## Task instructions
Render every line of the records below as a JSON list of strings, one string per line, leaving out blank lines.

*** Extracted records ***

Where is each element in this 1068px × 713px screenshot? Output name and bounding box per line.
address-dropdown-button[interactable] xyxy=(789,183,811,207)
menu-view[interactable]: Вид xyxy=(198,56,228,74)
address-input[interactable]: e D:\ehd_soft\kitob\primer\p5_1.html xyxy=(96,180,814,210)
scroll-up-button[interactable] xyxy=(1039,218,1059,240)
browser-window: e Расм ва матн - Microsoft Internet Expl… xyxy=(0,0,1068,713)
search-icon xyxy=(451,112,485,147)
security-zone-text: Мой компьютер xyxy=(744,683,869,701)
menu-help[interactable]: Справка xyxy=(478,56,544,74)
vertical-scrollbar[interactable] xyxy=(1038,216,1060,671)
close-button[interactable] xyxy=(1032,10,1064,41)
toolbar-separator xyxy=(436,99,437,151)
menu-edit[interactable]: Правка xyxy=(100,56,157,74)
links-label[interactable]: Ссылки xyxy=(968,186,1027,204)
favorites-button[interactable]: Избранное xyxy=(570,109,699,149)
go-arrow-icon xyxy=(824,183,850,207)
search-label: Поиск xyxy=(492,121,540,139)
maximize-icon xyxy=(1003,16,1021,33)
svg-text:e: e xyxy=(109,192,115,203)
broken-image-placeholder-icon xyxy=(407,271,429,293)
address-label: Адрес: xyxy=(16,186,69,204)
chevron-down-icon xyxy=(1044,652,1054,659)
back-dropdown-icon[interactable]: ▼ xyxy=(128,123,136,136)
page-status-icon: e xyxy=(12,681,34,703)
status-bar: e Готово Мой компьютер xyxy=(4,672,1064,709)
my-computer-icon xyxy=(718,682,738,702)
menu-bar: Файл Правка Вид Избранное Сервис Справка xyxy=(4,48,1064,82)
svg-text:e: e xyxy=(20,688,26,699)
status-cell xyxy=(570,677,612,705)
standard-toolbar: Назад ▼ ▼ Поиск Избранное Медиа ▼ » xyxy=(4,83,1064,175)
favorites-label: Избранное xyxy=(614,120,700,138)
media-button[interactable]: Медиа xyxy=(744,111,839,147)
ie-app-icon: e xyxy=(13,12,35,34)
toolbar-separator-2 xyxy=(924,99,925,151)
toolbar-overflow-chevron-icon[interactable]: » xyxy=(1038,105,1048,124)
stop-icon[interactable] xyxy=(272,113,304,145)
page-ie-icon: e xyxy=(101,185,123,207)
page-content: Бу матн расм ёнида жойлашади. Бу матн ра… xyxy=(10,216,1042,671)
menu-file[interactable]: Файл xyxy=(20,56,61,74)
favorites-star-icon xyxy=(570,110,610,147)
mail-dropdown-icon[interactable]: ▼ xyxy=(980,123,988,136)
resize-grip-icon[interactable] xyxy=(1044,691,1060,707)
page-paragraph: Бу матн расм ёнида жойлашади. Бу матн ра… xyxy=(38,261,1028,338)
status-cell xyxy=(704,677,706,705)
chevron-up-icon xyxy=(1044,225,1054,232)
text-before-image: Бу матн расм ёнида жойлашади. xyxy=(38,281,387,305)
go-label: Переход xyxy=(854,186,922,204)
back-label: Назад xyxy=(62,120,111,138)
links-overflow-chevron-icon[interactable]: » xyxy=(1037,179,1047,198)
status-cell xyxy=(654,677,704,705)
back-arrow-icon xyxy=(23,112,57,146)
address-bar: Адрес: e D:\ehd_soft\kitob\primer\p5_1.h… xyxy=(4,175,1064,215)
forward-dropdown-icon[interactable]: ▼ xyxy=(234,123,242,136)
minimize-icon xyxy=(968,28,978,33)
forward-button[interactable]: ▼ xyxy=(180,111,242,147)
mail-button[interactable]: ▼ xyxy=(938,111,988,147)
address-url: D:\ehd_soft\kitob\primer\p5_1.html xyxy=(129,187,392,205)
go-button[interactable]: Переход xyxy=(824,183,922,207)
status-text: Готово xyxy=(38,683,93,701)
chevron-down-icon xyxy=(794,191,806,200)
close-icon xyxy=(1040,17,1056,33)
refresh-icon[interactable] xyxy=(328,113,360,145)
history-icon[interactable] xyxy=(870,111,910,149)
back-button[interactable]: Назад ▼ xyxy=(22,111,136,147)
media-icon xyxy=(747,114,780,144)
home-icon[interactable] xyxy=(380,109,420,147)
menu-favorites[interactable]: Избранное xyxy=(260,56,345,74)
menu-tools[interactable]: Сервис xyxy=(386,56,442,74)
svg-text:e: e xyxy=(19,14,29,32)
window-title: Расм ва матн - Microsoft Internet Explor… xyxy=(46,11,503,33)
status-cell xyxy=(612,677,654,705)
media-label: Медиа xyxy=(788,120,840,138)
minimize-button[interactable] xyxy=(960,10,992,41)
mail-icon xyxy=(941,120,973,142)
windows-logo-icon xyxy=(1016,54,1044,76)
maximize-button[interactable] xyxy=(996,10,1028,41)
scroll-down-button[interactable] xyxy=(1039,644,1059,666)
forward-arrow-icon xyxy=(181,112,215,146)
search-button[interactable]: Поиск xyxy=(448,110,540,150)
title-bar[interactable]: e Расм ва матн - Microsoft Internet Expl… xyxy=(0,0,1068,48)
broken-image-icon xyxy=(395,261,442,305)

***

## Output below
[
  "Where is each element in this 1068px × 713px screenshot? Output name and bounding box per line.",
  "address-dropdown-button[interactable] xyxy=(789,183,811,207)",
  "menu-view[interactable]: Вид xyxy=(198,56,228,74)",
  "address-input[interactable]: e D:\\ehd_soft\\kitob\\primer\\p5_1.html xyxy=(96,180,814,210)",
  "scroll-up-button[interactable] xyxy=(1039,218,1059,240)",
  "browser-window: e Расм ва матн - Microsoft Internet Expl… xyxy=(0,0,1068,713)",
  "search-icon xyxy=(451,112,485,147)",
  "security-zone-text: Мой компьютер xyxy=(744,683,869,701)",
  "menu-help[interactable]: Справка xyxy=(478,56,544,74)",
  "vertical-scrollbar[interactable] xyxy=(1038,216,1060,671)",
  "close-button[interactable] xyxy=(1032,10,1064,41)",
  "toolbar-separator xyxy=(436,99,437,151)",
  "menu-edit[interactable]: Правка xyxy=(100,56,157,74)",
  "links-label[interactable]: Ссылки xyxy=(968,186,1027,204)",
  "favorites-button[interactable]: Избранное xyxy=(570,109,699,149)",
  "go-arrow-icon xyxy=(824,183,850,207)",
  "search-label: Поиск xyxy=(492,121,540,139)",
  "maximize-icon xyxy=(1003,16,1021,33)",
  "svg-text:e: e xyxy=(109,192,115,203)",
  "broken-image-placeholder-icon xyxy=(407,271,429,293)",
  "address-label: Адрес: xyxy=(16,186,69,204)",
  "chevron-down-icon xyxy=(1044,652,1054,659)",
  "back-dropdown-icon[interactable]: ▼ xyxy=(128,123,136,136)",
  "page-status-icon: e xyxy=(12,681,34,703)",
  "status-bar: e Готово Мой компьютер xyxy=(4,672,1064,709)",
  "my-computer-icon xyxy=(718,682,738,702)",
  "menu-bar: Файл Правка Вид Избранное Сервис Справка xyxy=(4,48,1064,82)",
  "svg-text:e: e xyxy=(20,688,26,699)",
  "status-cell xyxy=(570,677,612,705)",
  "standard-toolbar: Назад ▼ ▼ Поиск Избранное Медиа ▼ » xyxy=(4,83,1064,175)",
  "favorites-label: Избранное xyxy=(614,120,700,138)",
  "media-button[interactable]: Медиа xyxy=(744,111,839,147)",
  "ie-app-icon: e xyxy=(13,12,35,34)",
  "toolbar-separator-2 xyxy=(924,99,925,151)",
  "toolbar-overflow-chevron-icon[interactable]: » xyxy=(1038,105,1048,124)",
  "stop-icon[interactable] xyxy=(272,113,304,145)",
  "page-ie-icon: e xyxy=(101,185,123,207)",
  "page-content: Бу матн расм ёнида жойлашади. Бу матн ра… xyxy=(10,216,1042,671)",
  "menu-file[interactable]: Файл xyxy=(20,56,61,74)",
  "favorites-star-icon xyxy=(570,110,610,147)",
  "mail-dropdown-icon[interactable]: ▼ xyxy=(980,123,988,136)",
  "resize-grip-icon[interactable] xyxy=(1044,691,1060,707)",
  "page-paragraph: Бу матн расм ёнида жойлашади. Бу матн ра… xyxy=(38,261,1028,338)",
  "status-cell xyxy=(704,677,706,705)",
  "chevron-up-icon xyxy=(1044,225,1054,232)",
  "text-before-image: Бу матн расм ёнида жойлашади. xyxy=(38,281,387,305)",
  "go-label: Переход xyxy=(854,186,922,204)",
  "back-label: Назад xyxy=(62,120,111,138)",
  "links-overflow-chevron-icon[interactable]: » xyxy=(1037,179,1047,198)",
  "status-cell xyxy=(654,677,704,705)",
  "back-arrow-icon xyxy=(23,112,57,146)",
  "address-bar: Адрес: e D:\\ehd_soft\\kitob\\primer\\p5_1.h… xyxy=(4,175,1064,215)",
  "forward-dropdown-icon[interactable]: ▼ xyxy=(234,123,242,136)",
  "minimize-icon xyxy=(968,28,978,33)",
  "forward-button[interactable]: ▼ xyxy=(180,111,242,147)",
  "mail-button[interactable]: ▼ xyxy=(938,111,988,147)",
  "address-url: D:\\ehd_soft\\kitob\\primer\\p5_1.html xyxy=(129,187,392,205)",
  "go-button[interactable]: Переход xyxy=(824,183,922,207)",
  "status-text: Готово xyxy=(38,683,93,701)",
  "chevron-down-icon xyxy=(794,191,806,200)",
  "close-icon xyxy=(1040,17,1056,33)",
  "refresh-icon[interactable] xyxy=(328,113,360,145)",
  "history-icon[interactable] xyxy=(870,111,910,149)",
  "back-button[interactable]: Назад ▼ xyxy=(22,111,136,147)",
  "media-icon xyxy=(747,114,780,144)",
  "home-icon[interactable] xyxy=(380,109,420,147)",
  "menu-favorites[interactable]: Избранное xyxy=(260,56,345,74)",
  "menu-tools[interactable]: Сервис xyxy=(386,56,442,74)",
  "svg-text:e: e xyxy=(19,14,29,32)",
  "window-title: Расм ва матн - Microsoft Internet Explor… xyxy=(46,11,503,33)",
  "status-cell xyxy=(612,677,654,705)",
  "media-label: Медиа xyxy=(788,120,840,138)",
  "minimize-button[interactable] xyxy=(960,10,992,41)",
  "mail-icon xyxy=(941,120,973,142)",
  "windows-logo-icon xyxy=(1016,54,1044,76)",
  "maximize-button[interactable] xyxy=(996,10,1028,41)",
  "scroll-down-button[interactable] xyxy=(1039,644,1059,666)",
  "forward-arrow-icon xyxy=(181,112,215,146)",
  "search-button[interactable]: Поиск xyxy=(448,110,540,150)",
  "title-bar[interactable]: e Расм ва матн - Microsoft Internet Expl… xyxy=(0,0,1068,48)",
  "broken-image-icon xyxy=(395,261,442,305)"
]